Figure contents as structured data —
● ● ● ● ● ● ●
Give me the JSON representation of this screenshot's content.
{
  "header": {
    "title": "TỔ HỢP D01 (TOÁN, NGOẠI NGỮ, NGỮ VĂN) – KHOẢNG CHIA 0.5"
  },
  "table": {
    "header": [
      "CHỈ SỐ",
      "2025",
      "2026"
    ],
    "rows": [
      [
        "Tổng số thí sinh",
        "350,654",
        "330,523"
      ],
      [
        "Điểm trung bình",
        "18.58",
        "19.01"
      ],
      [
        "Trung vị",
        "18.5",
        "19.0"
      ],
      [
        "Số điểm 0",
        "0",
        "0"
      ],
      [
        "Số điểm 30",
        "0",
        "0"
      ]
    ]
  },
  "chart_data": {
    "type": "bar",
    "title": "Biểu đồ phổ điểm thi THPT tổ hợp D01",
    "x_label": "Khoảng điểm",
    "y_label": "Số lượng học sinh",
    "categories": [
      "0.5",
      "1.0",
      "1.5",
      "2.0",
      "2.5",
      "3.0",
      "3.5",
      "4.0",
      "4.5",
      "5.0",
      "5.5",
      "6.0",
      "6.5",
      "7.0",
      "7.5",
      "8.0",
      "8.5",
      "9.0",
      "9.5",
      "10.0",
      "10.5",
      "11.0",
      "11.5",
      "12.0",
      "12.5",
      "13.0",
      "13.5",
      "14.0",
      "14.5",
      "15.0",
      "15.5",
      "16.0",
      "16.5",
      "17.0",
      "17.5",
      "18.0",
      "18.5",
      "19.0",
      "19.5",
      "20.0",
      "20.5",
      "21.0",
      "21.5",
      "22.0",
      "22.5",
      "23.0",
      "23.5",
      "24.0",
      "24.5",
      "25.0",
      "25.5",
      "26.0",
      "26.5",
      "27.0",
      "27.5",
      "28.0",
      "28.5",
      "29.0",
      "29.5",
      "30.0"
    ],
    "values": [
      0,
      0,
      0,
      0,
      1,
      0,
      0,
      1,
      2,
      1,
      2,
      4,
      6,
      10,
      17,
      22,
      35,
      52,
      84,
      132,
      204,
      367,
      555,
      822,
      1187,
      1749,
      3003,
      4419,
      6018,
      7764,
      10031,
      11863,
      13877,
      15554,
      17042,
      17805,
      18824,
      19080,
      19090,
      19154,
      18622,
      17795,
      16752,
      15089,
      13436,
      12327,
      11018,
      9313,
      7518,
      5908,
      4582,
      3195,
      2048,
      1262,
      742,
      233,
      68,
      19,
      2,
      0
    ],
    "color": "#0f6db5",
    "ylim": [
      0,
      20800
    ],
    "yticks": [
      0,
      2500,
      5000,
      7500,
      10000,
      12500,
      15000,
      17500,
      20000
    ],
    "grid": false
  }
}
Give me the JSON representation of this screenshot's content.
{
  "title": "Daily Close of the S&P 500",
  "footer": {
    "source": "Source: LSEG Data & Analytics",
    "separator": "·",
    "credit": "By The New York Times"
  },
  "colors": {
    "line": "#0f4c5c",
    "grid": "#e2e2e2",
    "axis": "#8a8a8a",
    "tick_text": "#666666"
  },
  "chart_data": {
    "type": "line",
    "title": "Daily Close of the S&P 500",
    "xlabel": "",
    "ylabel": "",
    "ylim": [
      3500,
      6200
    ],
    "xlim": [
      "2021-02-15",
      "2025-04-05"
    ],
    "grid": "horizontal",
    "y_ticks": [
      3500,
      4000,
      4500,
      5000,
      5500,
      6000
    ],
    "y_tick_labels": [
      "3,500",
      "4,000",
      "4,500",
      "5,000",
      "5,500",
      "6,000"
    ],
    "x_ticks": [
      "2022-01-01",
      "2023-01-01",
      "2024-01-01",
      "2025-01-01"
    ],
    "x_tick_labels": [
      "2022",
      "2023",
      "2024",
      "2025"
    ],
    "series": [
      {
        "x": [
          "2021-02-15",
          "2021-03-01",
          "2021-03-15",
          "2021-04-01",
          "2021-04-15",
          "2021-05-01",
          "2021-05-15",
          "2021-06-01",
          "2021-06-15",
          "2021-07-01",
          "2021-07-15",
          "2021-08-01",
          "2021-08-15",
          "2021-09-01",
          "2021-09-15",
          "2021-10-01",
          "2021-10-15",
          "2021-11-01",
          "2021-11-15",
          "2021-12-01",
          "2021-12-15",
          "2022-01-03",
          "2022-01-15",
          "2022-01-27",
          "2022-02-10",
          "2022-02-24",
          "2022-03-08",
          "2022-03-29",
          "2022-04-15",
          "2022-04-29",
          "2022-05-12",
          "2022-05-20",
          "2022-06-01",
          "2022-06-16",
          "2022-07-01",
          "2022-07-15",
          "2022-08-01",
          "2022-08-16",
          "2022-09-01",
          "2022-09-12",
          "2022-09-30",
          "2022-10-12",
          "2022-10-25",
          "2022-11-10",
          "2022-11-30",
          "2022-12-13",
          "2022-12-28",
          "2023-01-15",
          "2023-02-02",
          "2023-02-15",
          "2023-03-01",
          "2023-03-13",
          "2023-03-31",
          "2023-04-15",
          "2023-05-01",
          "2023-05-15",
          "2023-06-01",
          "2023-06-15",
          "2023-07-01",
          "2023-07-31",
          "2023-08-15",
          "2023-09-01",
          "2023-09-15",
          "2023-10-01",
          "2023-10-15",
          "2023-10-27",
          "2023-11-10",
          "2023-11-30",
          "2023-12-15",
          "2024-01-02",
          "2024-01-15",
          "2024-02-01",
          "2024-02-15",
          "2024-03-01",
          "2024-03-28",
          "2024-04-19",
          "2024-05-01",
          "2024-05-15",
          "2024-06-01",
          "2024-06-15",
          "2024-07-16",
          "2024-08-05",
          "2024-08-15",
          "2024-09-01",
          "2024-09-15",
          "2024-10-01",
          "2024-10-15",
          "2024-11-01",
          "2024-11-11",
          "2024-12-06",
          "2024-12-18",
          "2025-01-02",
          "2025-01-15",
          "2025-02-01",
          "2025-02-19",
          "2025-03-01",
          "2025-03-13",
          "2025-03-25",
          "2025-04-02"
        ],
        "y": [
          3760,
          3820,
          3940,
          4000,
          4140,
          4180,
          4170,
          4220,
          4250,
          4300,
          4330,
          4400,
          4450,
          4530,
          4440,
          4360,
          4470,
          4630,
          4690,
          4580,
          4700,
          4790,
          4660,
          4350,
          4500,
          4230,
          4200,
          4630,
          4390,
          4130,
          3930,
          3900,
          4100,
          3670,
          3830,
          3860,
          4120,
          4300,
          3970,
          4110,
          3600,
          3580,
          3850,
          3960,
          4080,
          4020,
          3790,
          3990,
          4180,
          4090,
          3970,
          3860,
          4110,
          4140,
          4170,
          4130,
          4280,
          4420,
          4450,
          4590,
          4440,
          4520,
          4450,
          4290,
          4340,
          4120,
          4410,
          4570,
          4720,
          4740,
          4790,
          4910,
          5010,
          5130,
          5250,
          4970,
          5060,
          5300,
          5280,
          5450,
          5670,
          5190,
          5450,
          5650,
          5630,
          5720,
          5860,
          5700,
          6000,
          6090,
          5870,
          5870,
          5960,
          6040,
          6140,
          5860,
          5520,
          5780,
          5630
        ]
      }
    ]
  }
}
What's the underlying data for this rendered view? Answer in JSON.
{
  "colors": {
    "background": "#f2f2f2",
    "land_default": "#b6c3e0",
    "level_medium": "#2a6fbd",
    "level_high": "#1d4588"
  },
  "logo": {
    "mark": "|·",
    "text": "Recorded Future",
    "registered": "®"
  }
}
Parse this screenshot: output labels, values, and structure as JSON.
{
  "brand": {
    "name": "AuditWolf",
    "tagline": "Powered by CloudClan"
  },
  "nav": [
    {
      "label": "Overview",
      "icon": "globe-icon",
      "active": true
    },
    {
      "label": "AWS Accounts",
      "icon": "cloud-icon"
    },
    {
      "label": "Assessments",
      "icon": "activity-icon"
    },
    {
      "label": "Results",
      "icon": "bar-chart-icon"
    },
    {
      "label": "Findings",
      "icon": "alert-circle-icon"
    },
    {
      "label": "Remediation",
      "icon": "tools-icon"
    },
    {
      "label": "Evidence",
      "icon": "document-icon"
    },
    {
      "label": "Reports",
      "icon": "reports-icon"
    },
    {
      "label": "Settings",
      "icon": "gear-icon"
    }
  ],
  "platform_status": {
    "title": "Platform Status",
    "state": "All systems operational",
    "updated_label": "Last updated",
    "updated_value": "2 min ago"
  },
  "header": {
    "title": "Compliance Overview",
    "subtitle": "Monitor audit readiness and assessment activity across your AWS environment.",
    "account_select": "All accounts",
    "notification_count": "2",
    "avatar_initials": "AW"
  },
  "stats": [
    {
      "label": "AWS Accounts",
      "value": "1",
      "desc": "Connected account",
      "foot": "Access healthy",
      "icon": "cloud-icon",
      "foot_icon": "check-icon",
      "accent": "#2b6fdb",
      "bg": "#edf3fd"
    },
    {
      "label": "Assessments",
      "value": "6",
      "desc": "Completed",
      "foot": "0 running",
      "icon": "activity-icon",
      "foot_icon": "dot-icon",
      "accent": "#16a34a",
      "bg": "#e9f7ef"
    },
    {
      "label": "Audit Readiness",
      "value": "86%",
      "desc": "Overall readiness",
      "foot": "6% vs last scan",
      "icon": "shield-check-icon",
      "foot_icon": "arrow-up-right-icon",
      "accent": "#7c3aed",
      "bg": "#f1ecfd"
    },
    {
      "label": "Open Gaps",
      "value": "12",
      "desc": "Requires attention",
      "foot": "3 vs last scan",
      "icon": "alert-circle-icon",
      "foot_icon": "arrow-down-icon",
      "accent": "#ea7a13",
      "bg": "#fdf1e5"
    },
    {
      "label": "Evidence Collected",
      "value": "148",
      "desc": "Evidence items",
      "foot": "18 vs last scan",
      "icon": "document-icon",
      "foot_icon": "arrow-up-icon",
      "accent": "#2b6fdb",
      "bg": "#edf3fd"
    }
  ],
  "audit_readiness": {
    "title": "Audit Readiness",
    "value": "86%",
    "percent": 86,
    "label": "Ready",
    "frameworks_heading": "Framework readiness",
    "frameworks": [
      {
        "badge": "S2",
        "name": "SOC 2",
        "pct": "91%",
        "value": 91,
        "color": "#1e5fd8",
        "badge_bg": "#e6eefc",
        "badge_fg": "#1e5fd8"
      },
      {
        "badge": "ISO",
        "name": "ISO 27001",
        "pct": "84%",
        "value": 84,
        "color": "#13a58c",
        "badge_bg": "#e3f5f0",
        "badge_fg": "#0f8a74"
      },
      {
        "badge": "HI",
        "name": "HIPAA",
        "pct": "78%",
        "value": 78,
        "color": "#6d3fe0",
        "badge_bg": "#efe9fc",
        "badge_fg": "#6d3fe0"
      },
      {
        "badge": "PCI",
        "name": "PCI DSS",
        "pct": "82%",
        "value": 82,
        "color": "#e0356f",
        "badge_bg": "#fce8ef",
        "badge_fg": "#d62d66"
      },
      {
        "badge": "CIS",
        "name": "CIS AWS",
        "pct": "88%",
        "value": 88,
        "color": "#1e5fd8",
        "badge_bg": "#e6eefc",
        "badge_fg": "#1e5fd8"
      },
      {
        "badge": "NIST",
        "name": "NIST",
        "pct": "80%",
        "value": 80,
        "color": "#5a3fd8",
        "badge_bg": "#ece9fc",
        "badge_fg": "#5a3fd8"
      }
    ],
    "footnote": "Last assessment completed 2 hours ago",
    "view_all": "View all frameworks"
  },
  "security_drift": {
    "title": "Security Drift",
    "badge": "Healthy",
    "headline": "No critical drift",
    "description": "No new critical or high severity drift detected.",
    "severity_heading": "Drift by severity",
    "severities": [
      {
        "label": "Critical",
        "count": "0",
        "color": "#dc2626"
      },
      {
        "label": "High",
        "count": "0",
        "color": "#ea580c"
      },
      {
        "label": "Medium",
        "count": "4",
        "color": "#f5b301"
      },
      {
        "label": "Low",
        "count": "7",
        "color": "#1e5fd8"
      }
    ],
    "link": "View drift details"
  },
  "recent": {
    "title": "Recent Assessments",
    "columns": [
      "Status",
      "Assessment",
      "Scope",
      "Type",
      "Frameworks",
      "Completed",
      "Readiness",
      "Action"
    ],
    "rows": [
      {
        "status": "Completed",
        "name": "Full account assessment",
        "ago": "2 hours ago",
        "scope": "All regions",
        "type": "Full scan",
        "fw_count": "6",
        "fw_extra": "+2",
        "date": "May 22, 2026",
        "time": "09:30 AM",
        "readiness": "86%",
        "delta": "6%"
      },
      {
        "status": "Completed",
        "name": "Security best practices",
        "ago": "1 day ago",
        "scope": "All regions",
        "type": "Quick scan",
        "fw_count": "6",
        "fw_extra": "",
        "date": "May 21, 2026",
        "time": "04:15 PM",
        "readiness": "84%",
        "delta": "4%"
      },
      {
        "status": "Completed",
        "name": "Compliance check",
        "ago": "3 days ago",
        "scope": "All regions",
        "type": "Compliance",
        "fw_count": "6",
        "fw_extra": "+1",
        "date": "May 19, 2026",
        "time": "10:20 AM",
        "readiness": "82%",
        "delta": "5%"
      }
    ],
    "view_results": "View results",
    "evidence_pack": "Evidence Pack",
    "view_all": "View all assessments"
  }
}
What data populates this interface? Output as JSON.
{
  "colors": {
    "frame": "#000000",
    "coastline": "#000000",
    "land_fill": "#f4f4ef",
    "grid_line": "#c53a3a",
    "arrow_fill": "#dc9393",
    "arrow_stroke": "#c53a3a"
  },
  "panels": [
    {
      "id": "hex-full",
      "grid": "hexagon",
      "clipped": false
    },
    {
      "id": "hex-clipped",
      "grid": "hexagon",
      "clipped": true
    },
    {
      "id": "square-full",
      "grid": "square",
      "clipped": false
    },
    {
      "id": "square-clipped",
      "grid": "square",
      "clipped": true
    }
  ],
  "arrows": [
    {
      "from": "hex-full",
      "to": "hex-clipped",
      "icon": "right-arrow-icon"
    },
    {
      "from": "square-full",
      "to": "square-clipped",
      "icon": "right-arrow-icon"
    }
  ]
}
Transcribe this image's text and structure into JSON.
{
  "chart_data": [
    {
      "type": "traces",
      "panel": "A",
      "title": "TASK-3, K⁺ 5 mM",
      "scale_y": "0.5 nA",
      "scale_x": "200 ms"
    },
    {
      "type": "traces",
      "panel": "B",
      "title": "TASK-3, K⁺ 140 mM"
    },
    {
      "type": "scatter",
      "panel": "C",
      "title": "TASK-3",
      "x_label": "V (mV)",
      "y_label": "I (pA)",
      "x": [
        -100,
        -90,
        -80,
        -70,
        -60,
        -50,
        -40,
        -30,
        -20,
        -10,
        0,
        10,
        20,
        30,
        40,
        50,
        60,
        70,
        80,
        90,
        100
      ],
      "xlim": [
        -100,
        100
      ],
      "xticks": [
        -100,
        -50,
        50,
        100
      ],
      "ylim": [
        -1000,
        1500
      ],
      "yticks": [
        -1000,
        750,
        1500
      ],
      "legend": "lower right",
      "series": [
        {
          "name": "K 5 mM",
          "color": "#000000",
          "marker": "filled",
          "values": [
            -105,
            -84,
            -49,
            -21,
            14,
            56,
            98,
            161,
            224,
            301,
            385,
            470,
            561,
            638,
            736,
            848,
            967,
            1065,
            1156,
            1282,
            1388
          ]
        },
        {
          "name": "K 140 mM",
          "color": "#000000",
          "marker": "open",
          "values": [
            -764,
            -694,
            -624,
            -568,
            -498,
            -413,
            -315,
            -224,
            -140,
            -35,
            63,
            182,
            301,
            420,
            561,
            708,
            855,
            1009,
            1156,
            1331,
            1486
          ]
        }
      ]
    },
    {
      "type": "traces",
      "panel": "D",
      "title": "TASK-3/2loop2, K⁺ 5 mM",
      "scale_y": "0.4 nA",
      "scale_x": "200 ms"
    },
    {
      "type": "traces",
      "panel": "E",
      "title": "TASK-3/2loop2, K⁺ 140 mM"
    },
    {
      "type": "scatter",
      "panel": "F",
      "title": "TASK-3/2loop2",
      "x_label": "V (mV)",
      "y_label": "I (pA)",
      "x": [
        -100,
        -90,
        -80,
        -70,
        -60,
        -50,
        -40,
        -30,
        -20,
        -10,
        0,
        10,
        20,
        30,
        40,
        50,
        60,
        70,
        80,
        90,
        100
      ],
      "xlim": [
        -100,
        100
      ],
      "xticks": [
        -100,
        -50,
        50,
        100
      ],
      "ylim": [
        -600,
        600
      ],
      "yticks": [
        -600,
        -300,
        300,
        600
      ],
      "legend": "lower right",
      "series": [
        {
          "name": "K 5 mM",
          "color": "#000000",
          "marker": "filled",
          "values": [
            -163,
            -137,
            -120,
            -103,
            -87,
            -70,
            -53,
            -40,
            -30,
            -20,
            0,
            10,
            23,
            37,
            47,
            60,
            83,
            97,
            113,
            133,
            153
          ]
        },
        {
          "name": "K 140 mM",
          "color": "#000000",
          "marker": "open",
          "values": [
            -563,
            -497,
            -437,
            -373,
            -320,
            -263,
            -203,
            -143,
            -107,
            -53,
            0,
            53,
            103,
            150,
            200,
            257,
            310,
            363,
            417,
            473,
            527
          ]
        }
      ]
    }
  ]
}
● ● ● ● ● ● ●
Filter the entries and copy out every line with the word "document".

      "icon": "document-icon"
      "icon": "document-icon",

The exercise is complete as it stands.